◆ DO THIS ◆
From the listing below, extract every line containing "свои".

◆ INFORMATION PROVIDED ◆
■ ■ ■
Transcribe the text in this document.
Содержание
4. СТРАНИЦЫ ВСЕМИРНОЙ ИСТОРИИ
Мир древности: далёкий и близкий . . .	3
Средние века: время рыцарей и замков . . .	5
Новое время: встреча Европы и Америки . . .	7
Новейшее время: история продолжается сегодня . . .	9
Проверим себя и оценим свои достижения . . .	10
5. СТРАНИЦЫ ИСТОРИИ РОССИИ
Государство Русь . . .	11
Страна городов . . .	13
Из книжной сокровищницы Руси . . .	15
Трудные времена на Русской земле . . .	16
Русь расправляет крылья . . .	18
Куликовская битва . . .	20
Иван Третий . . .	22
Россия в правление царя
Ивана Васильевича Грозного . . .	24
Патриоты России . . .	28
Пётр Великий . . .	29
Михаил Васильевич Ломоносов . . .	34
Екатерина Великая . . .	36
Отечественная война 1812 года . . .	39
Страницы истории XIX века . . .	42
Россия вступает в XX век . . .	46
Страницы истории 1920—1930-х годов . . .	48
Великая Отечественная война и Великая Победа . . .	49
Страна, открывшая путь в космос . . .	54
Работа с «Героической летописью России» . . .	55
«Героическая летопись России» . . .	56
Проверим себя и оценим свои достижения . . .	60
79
■ ■ ■
◆ WORKED SOLUTION ◆
Проверим себя и оценим свои достижения . . .	10
Проверим себя и оценим свои достижения . . .	60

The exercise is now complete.